Select, from the data, each line where "values" occurs.

THE RECORDS
######
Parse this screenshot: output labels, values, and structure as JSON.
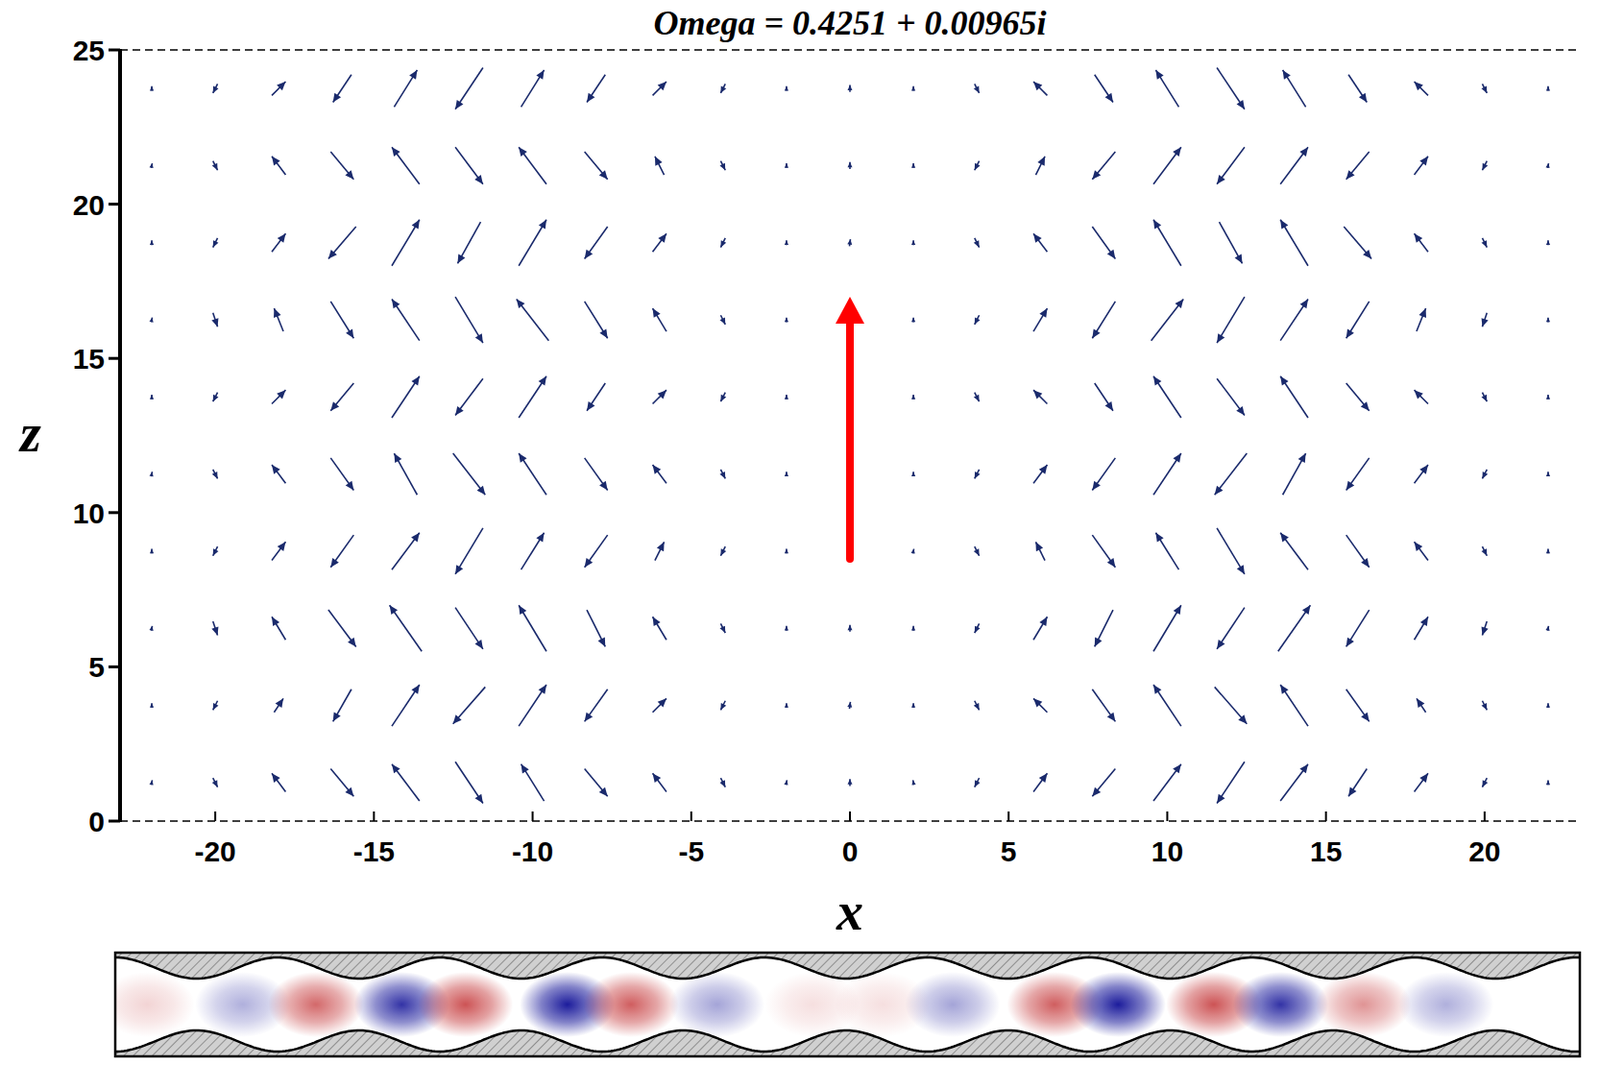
{
  "chart_data": {
    "type": "quiver",
    "title": "Omega = 0.4251 + 0.00965i",
    "x_label": "x",
    "y_label": "z",
    "xlim": [
      -23,
      23
    ],
    "ylim": [
      0,
      25
    ],
    "xticks": [
      -20,
      -15,
      -10,
      -5,
      0,
      5,
      10,
      15,
      20
    ],
    "yticks": [
      0,
      5,
      10,
      15,
      20,
      25
    ],
    "color": "#1a2a6c",
    "x": [
      -22,
      -20,
      -18,
      -16,
      -14,
      -12,
      -10,
      -8,
      -6,
      -4,
      -2,
      0,
      2,
      4,
      6,
      8,
      10,
      12,
      14,
      16,
      18,
      20,
      22
    ],
    "z": [
      1.25,
      3.75,
      6.25,
      8.75,
      11.25,
      13.75,
      16.25,
      18.75,
      21.25,
      23.75
    ],
    "u": [
      [
        0.02,
        0.1,
        -0.3,
        0.5,
        -0.6,
        0.6,
        -0.5,
        0.5,
        -0.3,
        0.1,
        0.02,
        0,
        -0.02,
        -0.1,
        0.3,
        -0.5,
        0.6,
        -0.6,
        0.6,
        -0.4,
        0.3,
        -0.1,
        0
      ],
      [
        0,
        -0.1,
        0.2,
        -0.4,
        0.6,
        -0.7,
        0.6,
        -0.5,
        0.3,
        -0.1,
        0,
        0.02,
        0,
        0.1,
        -0.3,
        0.5,
        -0.6,
        0.7,
        -0.6,
        0.5,
        -0.2,
        0.1,
        0
      ],
      [
        0.02,
        0.1,
        -0.3,
        0.6,
        -0.7,
        0.6,
        -0.6,
        0.4,
        -0.3,
        0.1,
        0,
        0,
        0,
        -0.1,
        0.3,
        -0.4,
        0.6,
        -0.6,
        0.7,
        -0.5,
        0.3,
        -0.1,
        0.02
      ],
      [
        0,
        -0.1,
        0.3,
        -0.5,
        0.6,
        -0.6,
        0.5,
        -0.5,
        0.2,
        -0.1,
        0,
        0,
        0.02,
        0.1,
        -0.2,
        0.5,
        -0.5,
        0.6,
        -0.6,
        0.5,
        -0.3,
        0.1,
        0
      ],
      [
        0.02,
        0.1,
        -0.3,
        0.5,
        -0.5,
        0.7,
        -0.6,
        0.5,
        -0.3,
        0.1,
        0,
        0.02,
        0,
        -0.1,
        0.3,
        -0.5,
        0.6,
        -0.7,
        0.5,
        -0.5,
        0.3,
        -0.1,
        0
      ],
      [
        0,
        -0.1,
        0.3,
        -0.5,
        0.6,
        -0.6,
        0.6,
        -0.4,
        0.3,
        -0.1,
        0,
        0,
        0,
        0.1,
        -0.3,
        0.4,
        -0.6,
        0.6,
        -0.6,
        0.5,
        -0.3,
        0.1,
        0
      ],
      [
        0.02,
        0.1,
        -0.2,
        0.5,
        -0.6,
        0.6,
        -0.7,
        0.5,
        -0.3,
        0.1,
        0,
        0,
        0,
        -0.1,
        0.3,
        -0.5,
        0.7,
        -0.6,
        0.6,
        -0.5,
        0.2,
        -0.1,
        0
      ],
      [
        0,
        -0.1,
        0.3,
        -0.6,
        0.6,
        -0.5,
        0.6,
        -0.5,
        0.3,
        -0.1,
        0,
        0.02,
        0,
        0.1,
        -0.3,
        0.5,
        -0.6,
        0.5,
        -0.6,
        0.6,
        -0.3,
        0.1,
        0
      ],
      [
        0.02,
        0.1,
        -0.3,
        0.5,
        -0.6,
        0.6,
        -0.6,
        0.5,
        -0.2,
        0.1,
        0,
        0,
        0,
        -0.1,
        0.2,
        -0.5,
        0.6,
        -0.6,
        0.6,
        -0.5,
        0.3,
        -0.1,
        0.02
      ],
      [
        0,
        -0.1,
        0.3,
        -0.4,
        0.5,
        -0.6,
        0.5,
        -0.4,
        0.3,
        -0.1,
        0,
        0,
        0,
        0.1,
        -0.3,
        0.4,
        -0.5,
        0.6,
        -0.5,
        0.4,
        -0.3,
        0.1,
        0
      ]
    ],
    "w": [
      [
        0.1,
        -0.2,
        0.4,
        -0.6,
        0.8,
        -0.9,
        0.8,
        -0.6,
        0.4,
        -0.2,
        0.1,
        0.15,
        0.1,
        -0.2,
        0.4,
        -0.6,
        0.8,
        -0.9,
        0.8,
        -0.6,
        0.4,
        -0.2,
        0.1
      ],
      [
        0.1,
        -0.2,
        0.3,
        -0.7,
        0.9,
        -0.8,
        0.9,
        -0.7,
        0.3,
        -0.2,
        0.1,
        0.15,
        0.1,
        -0.2,
        0.3,
        -0.7,
        0.9,
        -0.8,
        0.9,
        -0.7,
        0.3,
        -0.2,
        0.1
      ],
      [
        0.1,
        -0.3,
        0.5,
        -0.8,
        1.0,
        -0.9,
        1.0,
        -0.8,
        0.5,
        -0.2,
        0.1,
        0.15,
        0.1,
        -0.2,
        0.5,
        -0.8,
        1.0,
        -0.9,
        1.0,
        -0.8,
        0.5,
        -0.3,
        0.1
      ],
      [
        0.1,
        -0.2,
        0.4,
        -0.7,
        0.8,
        -1.0,
        0.8,
        -0.7,
        0.4,
        -0.2,
        0.1,
        0.15,
        0.1,
        -0.2,
        0.4,
        -0.7,
        0.8,
        -1.0,
        0.8,
        -0.7,
        0.4,
        -0.2,
        0.1
      ],
      [
        0.1,
        -0.2,
        0.4,
        -0.7,
        0.9,
        -0.9,
        0.9,
        -0.7,
        0.4,
        -0.2,
        0.1,
        0.15,
        0.1,
        -0.2,
        0.4,
        -0.7,
        0.9,
        -0.9,
        0.9,
        -0.7,
        0.4,
        -0.2,
        0.1
      ],
      [
        0.1,
        -0.2,
        0.3,
        -0.6,
        0.9,
        -0.8,
        0.9,
        -0.6,
        0.3,
        -0.2,
        0.1,
        0.15,
        0.1,
        -0.2,
        0.3,
        -0.6,
        0.9,
        -0.8,
        0.9,
        -0.6,
        0.3,
        -0.2,
        0.1
      ],
      [
        0.1,
        -0.3,
        0.5,
        -0.8,
        0.9,
        -1.0,
        0.9,
        -0.8,
        0.5,
        -0.2,
        0.1,
        0.15,
        0.1,
        -0.2,
        0.5,
        -0.8,
        0.9,
        -1.0,
        0.9,
        -0.8,
        0.5,
        -0.3,
        0.1
      ],
      [
        0.1,
        -0.2,
        0.4,
        -0.7,
        1.0,
        -0.9,
        1.0,
        -0.7,
        0.4,
        -0.2,
        0.1,
        0.15,
        0.1,
        -0.2,
        0.4,
        -0.7,
        1.0,
        -0.9,
        1.0,
        -0.7,
        0.4,
        -0.2,
        0.1
      ],
      [
        0.1,
        -0.2,
        0.4,
        -0.6,
        0.8,
        -0.8,
        0.8,
        -0.6,
        0.4,
        -0.2,
        0.1,
        0.15,
        0.1,
        -0.2,
        0.4,
        -0.6,
        0.8,
        -0.8,
        0.8,
        -0.6,
        0.4,
        -0.2,
        0.1
      ],
      [
        0.1,
        -0.2,
        0.3,
        -0.6,
        0.8,
        -0.9,
        0.8,
        -0.6,
        0.3,
        -0.2,
        0.1,
        0.15,
        0.1,
        -0.2,
        0.3,
        -0.6,
        0.8,
        -0.9,
        0.8,
        -0.6,
        0.3,
        -0.2,
        0.1
      ]
    ],
    "arrow": {
      "x": 0,
      "z": [
        8.5,
        17
      ],
      "color": "#ff0000"
    },
    "strip": {
      "x": [
        -22,
        -19,
        -16.7,
        -14,
        -12,
        -8.8,
        -6.8,
        -4.1,
        -1.1,
        1.1,
        3.3,
        6.5,
        8.5,
        11.5,
        13.6,
        16.2,
        18.8
      ],
      "values": [
        0.2,
        -0.35,
        0.7,
        -0.9,
        0.8,
        -1,
        0.75,
        -0.4,
        0.15,
        0.15,
        -0.4,
        0.75,
        -1,
        0.8,
        -0.9,
        0.5,
        -0.35
      ],
      "color_range": [
        -1,
        1
      ],
      "colors": [
        "#1c1c9c",
        "#c0282a"
      ]
    }
  }
}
######
RESULT OF THIS TASK
Parse this screenshot: output labels, values, and structure as JSON.
      "values": [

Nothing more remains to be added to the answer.